>> start Source material

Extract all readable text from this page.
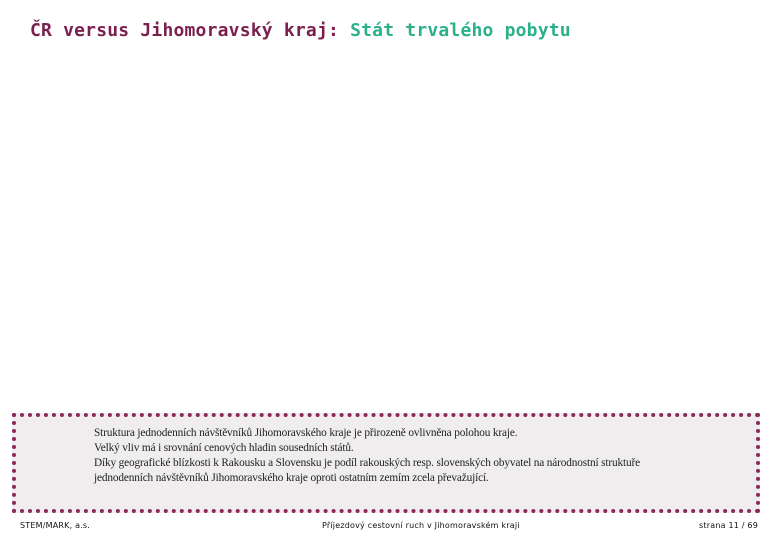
ČR versus Jihomoravský kraj: Stát trvalého pobytu
Struktura jednodenních návštěvníků Jihomoravského kraje je přirozeně ovlivněna polohou kraje.
Velký vliv má i srovnání cenových hladin sousedních států.
Díky geografické blízkosti k Rakousku a Slovensku je podíl rakouských resp. slovenských obyvatel na národnostní struktuře
jednodenních návštěvníků Jihomoravského kraje oproti ostatním zemím zcela převažující.
STEM/MARK, a.s.	Příjezdový cestovní ruch v Jihomoravském kraji	strana 11 / 69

>> end Source material

Job:
Output the entries above exactly. Drop the pictures.

Problem solution:
Extract all readable text from this page.
ČR versus Jihomoravský kraj: Stát trvalého pobytu
Struktura jednodenních návštěvníků Jihomoravského kraje je přirozeně ovlivněna polohou kraje.
Velký vliv má i srovnání cenových hladin sousedních států.
Díky geografické blízkosti k Rakousku a Slovensku je podíl rakouských resp. slovenských obyvatel na národnostní struktuře
jednodenních návštěvníků Jihomoravského kraje oproti ostatním zemím zcela převažující.
STEM/MARK, a.s.	Příjezdový cestovní ruch v Jihomoravském kraji	strana 11 / 69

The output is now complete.